EXERCISE PROMPT.
Check each line of the material below for the word "pixel". State how many lines have it, and nothing more.

▼

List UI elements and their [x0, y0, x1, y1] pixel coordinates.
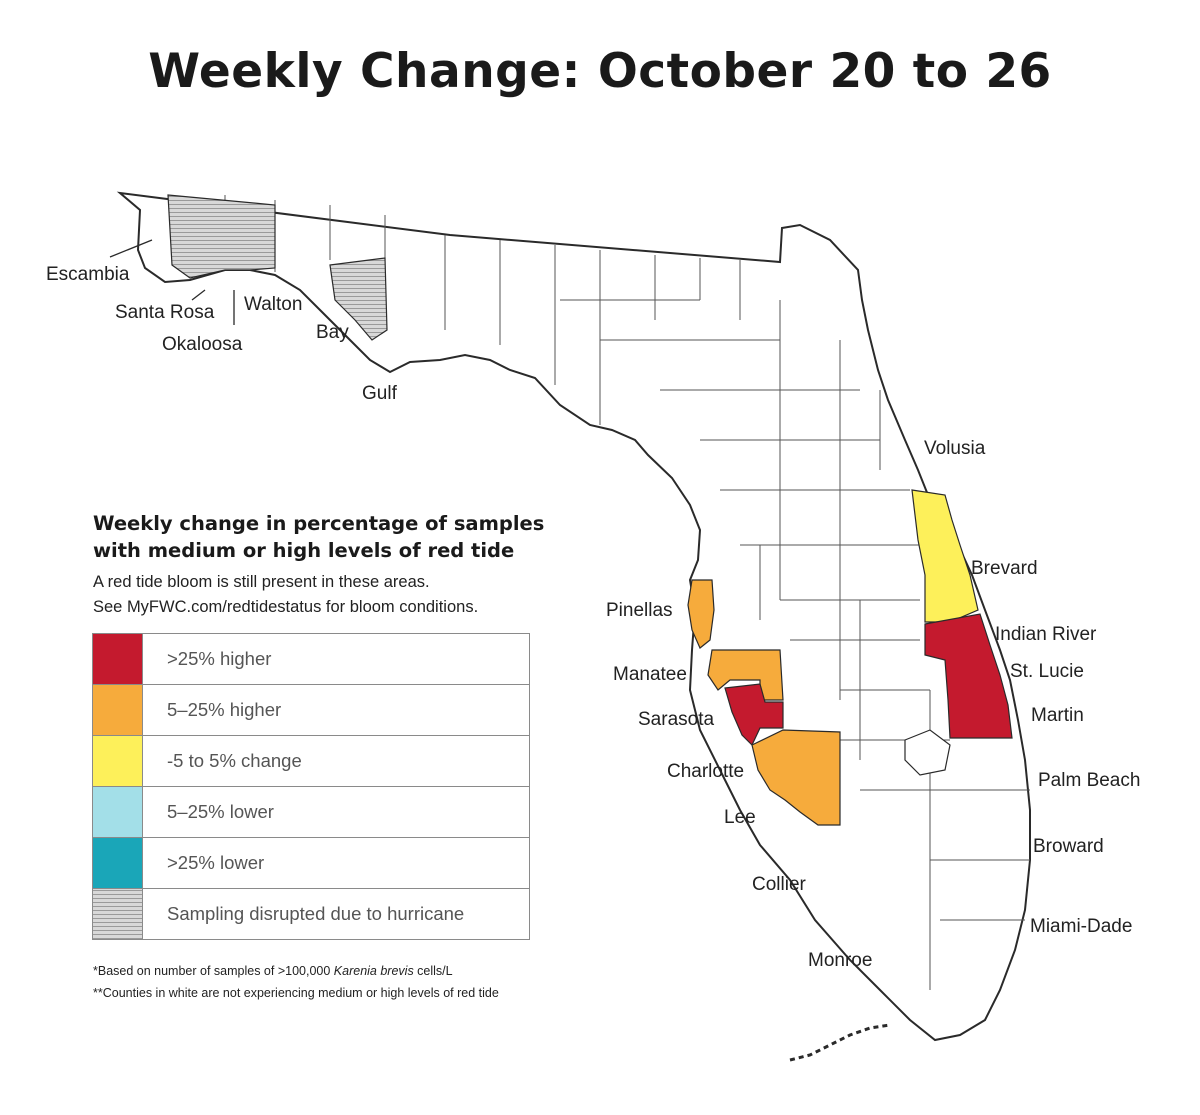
county-label-martin: Martin	[1031, 705, 1084, 726]
legend-subtitle-line-2: See MyFWC.com/redtidestatus for bloom co…	[93, 598, 479, 616]
legend-item: Sampling disrupted due to hurricane	[93, 889, 529, 939]
lake-okeechobee	[904, 729, 951, 776]
county-label-charlotte: Charlotte	[667, 761, 745, 782]
county-label-gulf: Gulf	[362, 383, 397, 404]
florida-keys	[789, 1023, 891, 1062]
county-label-monroe: Monroe	[808, 950, 873, 971]
legend-item: >25% higher	[93, 634, 529, 685]
county-label-bay: Bay	[316, 322, 349, 343]
county-label-indian-river: Indian River	[995, 624, 1097, 645]
county-label-st-lucie: St. Lucie	[1010, 661, 1084, 682]
legend-item-label: >25% lower	[167, 852, 265, 873]
legend-swatch-teal	[93, 838, 143, 888]
region-bay	[329, 257, 388, 341]
legend-item: -5 to 5% change	[93, 736, 529, 787]
region-pinellas	[687, 579, 715, 649]
county-label-volusia: Volusia	[924, 438, 986, 459]
county-label-lee: Lee	[724, 807, 756, 828]
legend-title-line-2: with medium or high levels of red tide	[93, 539, 515, 562]
footnote-1: *Based on number of samples of >100,000 …	[93, 964, 453, 978]
region-santa-rosa-okaloosa-walton	[167, 194, 276, 279]
region-charlotte-lee	[751, 729, 841, 826]
label-leaders	[109, 239, 235, 325]
footnote-2: **Counties in white are not experiencing…	[93, 986, 499, 1000]
map-title: Weekly Change: October 20 to 26	[148, 44, 1052, 99]
county-label-brevard: Brevard	[971, 558, 1038, 579]
region-indian-river-st-lucie-martin	[924, 613, 1013, 739]
legend-title: Weekly change in percentage of samples w…	[93, 510, 544, 564]
legend-subtitle: A red tide bloom is still present in the…	[93, 570, 478, 620]
region-brevard	[911, 489, 979, 623]
county-label-miami-dade: Miami-Dade	[1030, 916, 1133, 937]
region-manatee	[707, 649, 784, 701]
county-label-santa-rosa: Santa Rosa	[115, 302, 215, 323]
legend-swatch-hatched-gray	[93, 889, 143, 939]
legend-item-label: -5 to 5% change	[167, 750, 302, 771]
legend-item-label: Sampling disrupted due to hurricane	[167, 903, 465, 924]
legend-item: 5–25% higher	[93, 685, 529, 736]
legend-swatch-yellow	[93, 736, 143, 786]
florida-state-outline	[116, 191, 1031, 1042]
county-label-sarasota: Sarasota	[638, 709, 715, 730]
legend-swatch-light-cyan	[93, 787, 143, 837]
county-label-okaloosa: Okaloosa	[162, 334, 243, 355]
footnote-1-species: Karenia brevis	[333, 964, 414, 978]
legend-item: >25% lower	[93, 838, 529, 889]
county-label-walton: Walton	[244, 294, 303, 315]
county-label-escambia: Escambia	[46, 264, 130, 285]
county-label-collier: Collier	[752, 874, 806, 895]
footnote-1-suffix: cells/L	[413, 964, 453, 978]
legend-swatch-orange	[93, 685, 143, 735]
legend-swatch-dark-red	[93, 634, 143, 684]
legend-item-label: >25% higher	[167, 648, 272, 669]
legend-item: 5–25% lower	[93, 787, 529, 838]
footnote-1-prefix: *Based on number of samples of >100,000	[93, 964, 334, 978]
region-sarasota	[724, 683, 784, 747]
county-label-palm-beach: Palm Beach	[1038, 770, 1141, 791]
county-label-broward: Broward	[1033, 836, 1104, 857]
legend-title-line-1: Weekly change in percentage of samples	[93, 512, 545, 535]
legend-item-label: 5–25% higher	[167, 699, 282, 720]
legend-item-label: 5–25% lower	[167, 801, 274, 822]
legend-subtitle-line-1: A red tide bloom is still present in the…	[93, 573, 430, 591]
legend-box: >25% higher 5–25% higher -5 to 5% change…	[92, 633, 530, 940]
county-label-manatee: Manatee	[613, 664, 687, 685]
county-label-pinellas: Pinellas	[606, 600, 673, 621]
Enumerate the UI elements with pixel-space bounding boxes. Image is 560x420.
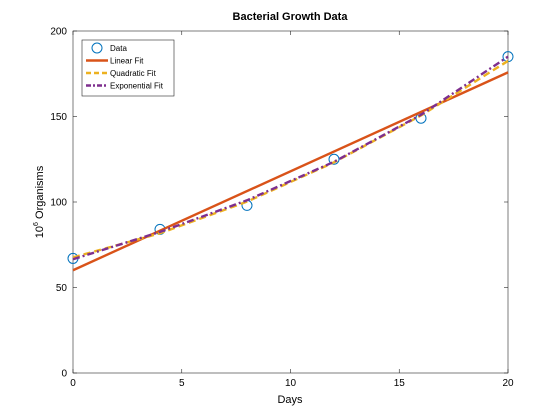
x-tick-label: 15 <box>394 378 406 389</box>
x-tick-label: 20 <box>502 378 514 389</box>
series-layer <box>67 51 514 272</box>
y-tick-label: 50 <box>56 283 68 294</box>
y-tick-label: 200 <box>50 27 67 38</box>
x-tick-label: 5 <box>179 378 185 389</box>
legend: Data Linear Fit Quadratic Fit Exponential F… <box>81 39 175 97</box>
x-axis-label: Days <box>277 394 303 406</box>
legend-label-quadratic-fit: Quadratic Fit <box>110 69 157 78</box>
x-tick-label: 10 <box>285 378 297 389</box>
data-point <box>328 153 340 165</box>
legend-marker-data <box>91 42 103 54</box>
y-axis-label: 106 Organisms <box>33 165 46 238</box>
legend-label-data: Data <box>110 44 127 53</box>
y-tick-label: 100 <box>50 198 67 209</box>
y-tick-label: 0 <box>61 369 67 380</box>
legend-label-exponential-fit: Exponential Fit <box>110 82 164 91</box>
legend-label-linear-fit: Linear Fit <box>110 57 144 66</box>
y-axis-label-exponent: 6 <box>33 222 40 226</box>
y-tick-label: 150 <box>50 112 67 123</box>
y-axis-label-base: 10 <box>34 226 46 238</box>
chart-title: Bacterial Growth Data <box>233 11 349 23</box>
exponential-fit-line <box>72 55 509 261</box>
x-tick-label: 0 <box>70 378 76 389</box>
y-axis-label-text: Organisms <box>34 165 46 222</box>
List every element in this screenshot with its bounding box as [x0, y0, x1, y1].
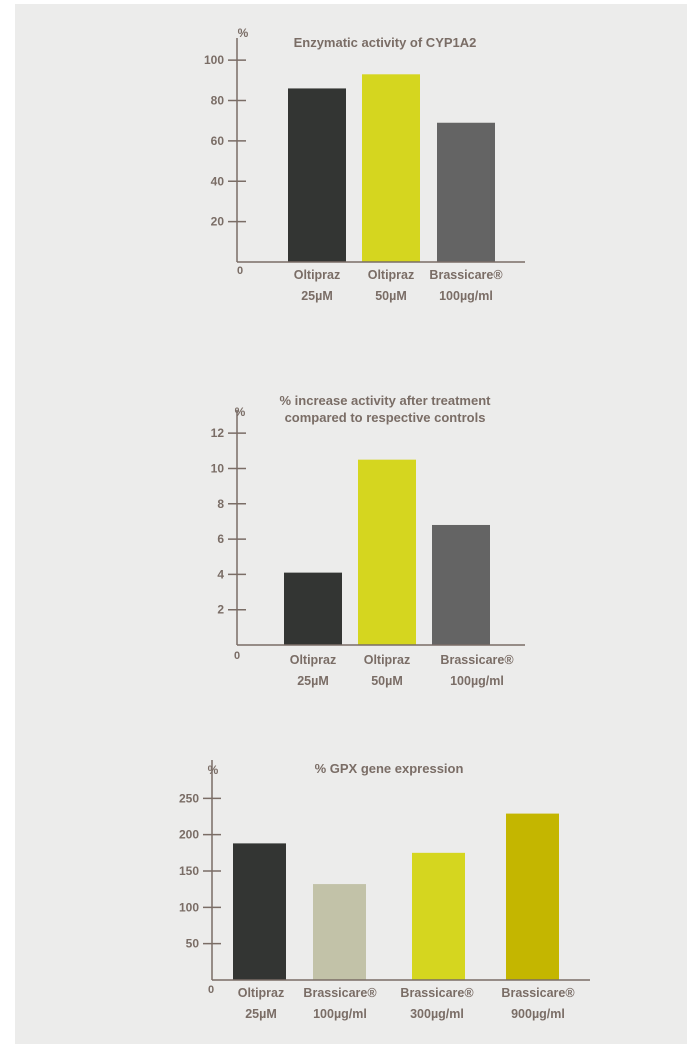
y-tick-label: 6 — [217, 532, 224, 546]
bar — [506, 813, 559, 980]
chart-title: % GPX gene expression — [315, 761, 464, 776]
y-tick-label: 8 — [217, 497, 224, 511]
y-tick-label: 4 — [217, 567, 224, 581]
cyp1a2-activity-chart: Enzymatic activity of CYP1A2% 20 40 60 80 100… — [204, 26, 525, 303]
x-tick-label: 100µg/ml — [450, 674, 504, 688]
x-tick-label: Brassicare® — [303, 986, 377, 1000]
x-tick-label: Brassicare® — [501, 986, 575, 1000]
y-tick-label: 20 — [211, 215, 225, 229]
bar — [233, 843, 286, 980]
zero-label: 0 — [234, 650, 240, 662]
y-unit-label: % — [235, 405, 246, 419]
y-tick-label: 100 — [204, 53, 224, 67]
x-tick-label: Oltipraz — [364, 653, 411, 667]
bar — [362, 74, 420, 263]
x-tick-label: Oltipraz — [238, 986, 285, 1000]
y-unit-label: % — [208, 763, 219, 777]
x-tick-label: 300µg/ml — [410, 1007, 464, 1021]
x-tick-label: 25µM — [301, 289, 333, 303]
bar — [358, 459, 416, 645]
x-tick-label: Brassicare® — [429, 268, 503, 282]
x-tick-label: Brassicare® — [400, 986, 474, 1000]
y-tick-label: 100 — [179, 900, 199, 914]
bar — [437, 122, 495, 262]
bar — [284, 572, 342, 645]
y-tick-label: 50 — [186, 937, 200, 951]
y-tick-label: 250 — [179, 791, 199, 805]
x-tick-label: 100µg/ml — [313, 1007, 367, 1021]
y-tick-label: 2 — [217, 603, 224, 617]
x-tick-label: 25µM — [297, 674, 329, 688]
figure-panel — [15, 4, 687, 1044]
x-tick-label: 50µM — [371, 674, 403, 688]
x-tick-label: Oltipraz — [290, 653, 337, 667]
y-tick-label: 60 — [211, 134, 225, 148]
bar — [288, 88, 346, 262]
x-tick-label: Brassicare® — [440, 653, 514, 667]
x-tick-label: 25µM — [245, 1007, 277, 1021]
increase-activity-chart: % increase activity after treatment compa… — [211, 393, 525, 688]
x-tick-label: Oltipraz — [368, 268, 415, 282]
y-tick-label: 150 — [179, 864, 199, 878]
chart-title: compared to respective controls — [285, 410, 486, 425]
gpx-expression-chart: % GPX gene expression% 50 100 150 200 250 0 Olt… — [179, 760, 590, 1021]
bar — [432, 524, 490, 645]
zero-label: 0 — [237, 265, 243, 277]
x-tick-label: 900µg/ml — [511, 1007, 565, 1021]
y-tick-label: 12 — [211, 426, 225, 440]
y-tick-label: 40 — [211, 174, 225, 188]
x-tick-label: 100µg/ml — [439, 289, 493, 303]
y-unit-label: % — [238, 26, 249, 40]
bar — [412, 852, 465, 980]
y-tick-label: 10 — [211, 461, 225, 475]
bar — [313, 884, 366, 980]
chart-title: % increase activity after treatment — [280, 393, 492, 408]
x-tick-label: Oltipraz — [294, 268, 341, 282]
y-tick-label: 80 — [211, 94, 225, 108]
y-tick-label: 200 — [179, 828, 199, 842]
chart-title: Enzymatic activity of CYP1A2 — [294, 35, 477, 50]
x-tick-label: 50µM — [375, 289, 407, 303]
zero-label: 0 — [208, 984, 214, 996]
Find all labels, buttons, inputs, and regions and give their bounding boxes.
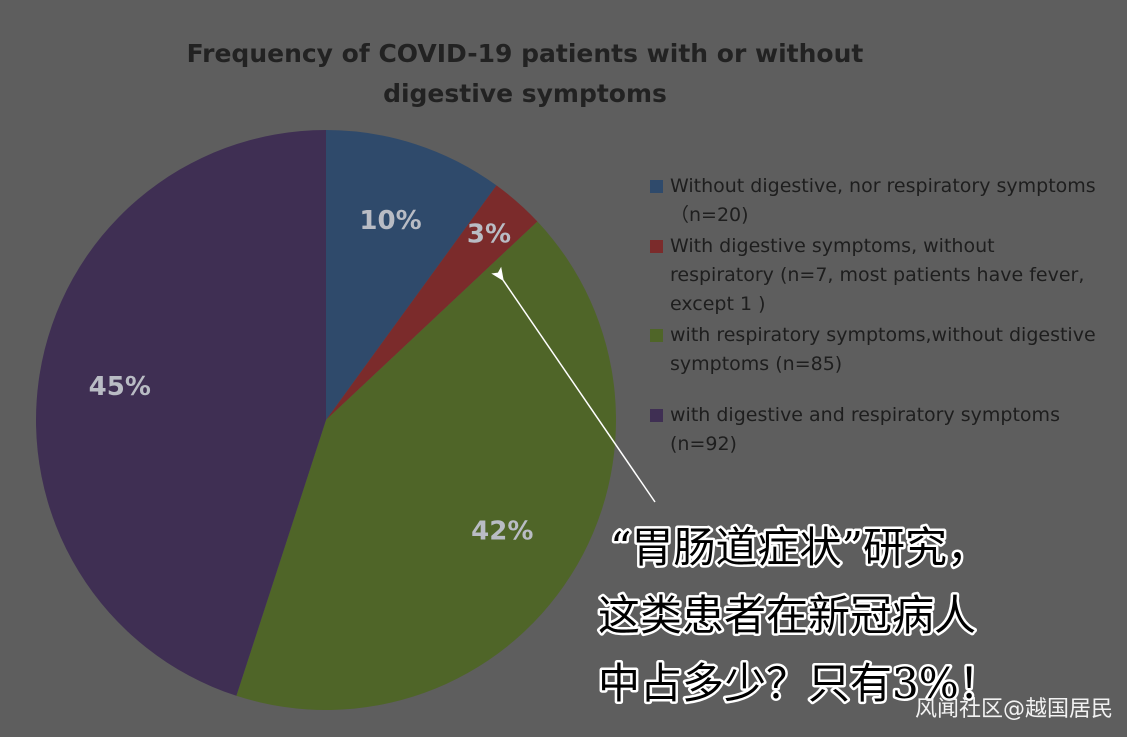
watermark: 风闻社区@越国居民 [915,697,1113,722]
legend-swatch [650,329,663,342]
legend-text: With digestive symptoms, without respira… [670,235,1085,315]
pie-slice [236,221,616,711]
pie-slice [36,129,326,696]
arrow [491,266,656,503]
legend-text: with digestive and respiratory symptoms … [670,404,1060,455]
pie-label: 3% [467,220,511,250]
annotation: “胃肠道症状”研究， [610,523,989,572]
pie-label: 42% [471,516,533,546]
legend-swatch [650,240,663,253]
chart-title: Frequency of COVID-19 patients with or w… [186,39,864,108]
legend-item: with digestive and respiratory symptoms … [650,401,1100,459]
legend-text: with respiratory symptoms,without digest… [670,324,1096,375]
legend-item: with respiratory symptoms,without digest… [650,321,1100,379]
legend-swatch [650,180,663,193]
pie-slice [326,130,497,420]
pie-label: 45% [89,372,151,402]
legend-item: Without digestive, nor respiratory sympt… [650,172,1100,230]
pie-slice [326,185,538,420]
legend-item: With digestive symptoms, without respira… [650,232,1100,319]
legend-text: Without digestive, nor respiratory sympt… [670,175,1096,226]
annotation: 中占多少？只有3%！ [598,659,1001,708]
annotation: 这类患者在新冠病人 [598,591,976,640]
legend-swatch [650,409,663,422]
legend: Without digestive, nor respiratory sympt… [650,172,1100,461]
pie-label: 10% [359,206,421,236]
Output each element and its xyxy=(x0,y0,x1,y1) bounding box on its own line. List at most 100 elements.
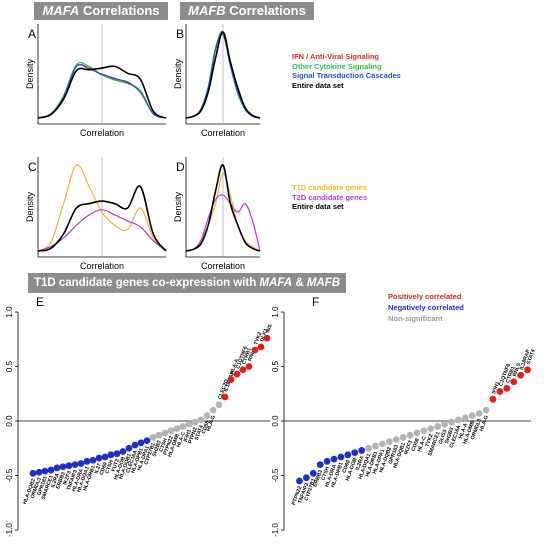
panel-f-point-label-30: CTRB1 xyxy=(505,366,517,384)
panel-e-point-38 xyxy=(257,343,265,351)
panel-f-ytick-label-3: 0.5 xyxy=(271,360,280,372)
panel-f-point-label-3: ERBB3 xyxy=(312,469,324,488)
panel-f-point-25 xyxy=(468,412,476,419)
panel-b-ylabel: Density xyxy=(173,58,183,89)
panel-e-ytick-label-4: 1.0 xyxy=(5,306,14,318)
panel-e-point-39 xyxy=(263,334,271,342)
panel-f-point-4 xyxy=(323,457,331,465)
panel-e-point-33 xyxy=(227,376,235,383)
panel-f-point-28 xyxy=(489,395,497,403)
panel-f-point-16 xyxy=(406,431,414,439)
panel-f-point-30 xyxy=(503,384,511,392)
panel-e-point-25 xyxy=(179,423,187,430)
panel-letter-a: A xyxy=(28,27,36,41)
panel-letter-f: F xyxy=(312,295,319,309)
panel-e-point-27 xyxy=(191,418,199,426)
header-mafb: MAFB Correlations xyxy=(180,2,314,20)
panel-e-point-14 xyxy=(113,450,121,458)
panel-c-ylabel: Density xyxy=(25,191,35,222)
panel-e-point-7 xyxy=(71,461,79,468)
header-bottom-gene2: MAFB xyxy=(306,277,341,289)
panel-e-point-label-29: CD58 xyxy=(201,420,211,435)
header-bottom-prefix: T1D candidate genes co-expression with xyxy=(33,277,260,289)
panel-f-point-2 xyxy=(309,469,317,477)
panel-f-point-17 xyxy=(413,429,421,437)
panel-f-point-3 xyxy=(316,461,324,468)
panel-e-point-label-12: CD69 xyxy=(99,461,109,476)
panel-e-point-label-37: TYK2 xyxy=(253,331,263,346)
legend-bottom-item-positive: Positively correlated xyxy=(388,292,462,301)
panel-e-point-37 xyxy=(251,346,259,354)
panel-e-point-label-38: DLK1 xyxy=(259,328,269,343)
panel-d-xlabel: Correlation xyxy=(201,261,245,271)
panel-e-point-34 xyxy=(233,370,241,378)
panel-e-point-label-27: PTPN2 xyxy=(188,427,199,445)
panel-b-xlabel: Correlation xyxy=(201,128,245,138)
panel-f-point-10 xyxy=(365,444,372,452)
legend-bottom-item-nonsig: Non-significant xyxy=(388,314,443,323)
panel-e-point-label-25: HLA-C xyxy=(176,431,187,448)
panel-letter-e: E xyxy=(36,295,44,309)
panel-f-point-31 xyxy=(510,378,518,386)
panel-e-point-label-28: STAT4 xyxy=(194,424,205,441)
panel-f-ytick-label-4: 1.0 xyxy=(271,306,280,318)
panel-f-point-19 xyxy=(427,425,435,433)
panel-f-point-label-9: IL2RA xyxy=(355,455,366,471)
panel-f-point-label-4: CTSH xyxy=(321,466,332,482)
panel-e-point-16 xyxy=(125,444,133,452)
panel-e-point-label-5: ERBB3 xyxy=(55,471,67,490)
header-bottom: T1D candidate genes co-expression with M… xyxy=(28,273,346,293)
panel-letter-c: C xyxy=(28,160,37,174)
panel-e-point-label-36: RNLS xyxy=(247,346,258,362)
panel-f-point-label-21: GLIS3 xyxy=(438,429,449,445)
panel-b-series-3 xyxy=(185,31,261,119)
panel-c-series-2 xyxy=(37,185,167,252)
panel-f-point-24 xyxy=(461,414,469,422)
panel-e-point-36 xyxy=(245,363,253,370)
panel-e-point-24 xyxy=(173,425,181,433)
panel-e-point-12 xyxy=(101,453,109,461)
panel-e-ytick-label-1: -0.5 xyxy=(5,468,14,482)
legend-bottom: Positively correlated Negatively correla… xyxy=(388,291,464,324)
panel-e-point-label-14: FUT2 xyxy=(111,458,121,472)
legend-top-item-entire: Entire data set xyxy=(292,80,344,90)
panel-letter-d: D xyxy=(176,160,185,174)
legend-mid-item-t2d: T2D candidate genes xyxy=(292,192,368,202)
panel-e-point-label-6: IKZF3 xyxy=(62,470,73,486)
panel-f-point-23 xyxy=(455,416,462,424)
header-mafa: MAFA Correlations xyxy=(34,2,168,20)
panel-f-point-33 xyxy=(524,366,531,374)
panel-e-point-9 xyxy=(83,457,91,465)
panel-f-point-label-31: RNLS xyxy=(512,362,523,378)
panel-a-ylabel: Density xyxy=(25,58,35,89)
panel-f-point-label-33: STAT4 xyxy=(526,349,537,366)
panel-e-point-29 xyxy=(203,412,211,419)
panel-e-point-21 xyxy=(155,431,163,439)
panel-e-ytick-label-2: 0.0 xyxy=(5,415,14,427)
panel-f-point-21 xyxy=(441,420,449,428)
panel-f-point-11 xyxy=(372,442,379,450)
panel-e-point-4 xyxy=(53,464,61,472)
panel-a-series-3 xyxy=(37,65,167,119)
panel-f-point-7 xyxy=(344,451,352,459)
header-bottom-gene1: MAFA xyxy=(259,277,293,289)
panel-f-point-15 xyxy=(399,433,407,441)
panel-e-point-5 xyxy=(59,463,67,471)
panel-f-point-18 xyxy=(420,427,428,435)
legend-top: IFN / Anti-Viral Signaling Other Cytokin… xyxy=(292,52,401,90)
panel-f-point-5 xyxy=(330,455,338,463)
panel-f-point-26 xyxy=(475,409,483,417)
header-mafb-suffix: Correlations xyxy=(225,3,306,18)
panel-e-point-3 xyxy=(47,466,55,474)
panel-c-series-1 xyxy=(37,209,167,252)
panel-f-point-label-27: HLA-G xyxy=(479,415,490,432)
panel-e-point-label-30: HLA-G xyxy=(206,415,217,432)
panel-e-point-label-33: HLA-A xyxy=(229,358,240,375)
panel-e-point-11 xyxy=(95,454,103,462)
legend-mid: T1D candidate genes T2D candidate genes … xyxy=(292,183,367,212)
panel-e-point-20 xyxy=(149,433,157,441)
panel-e-point-13 xyxy=(107,451,115,459)
panel-e-point-28 xyxy=(197,416,205,424)
panel-e-point-26 xyxy=(185,420,193,428)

▲

COMPLETED EXERCISE.
2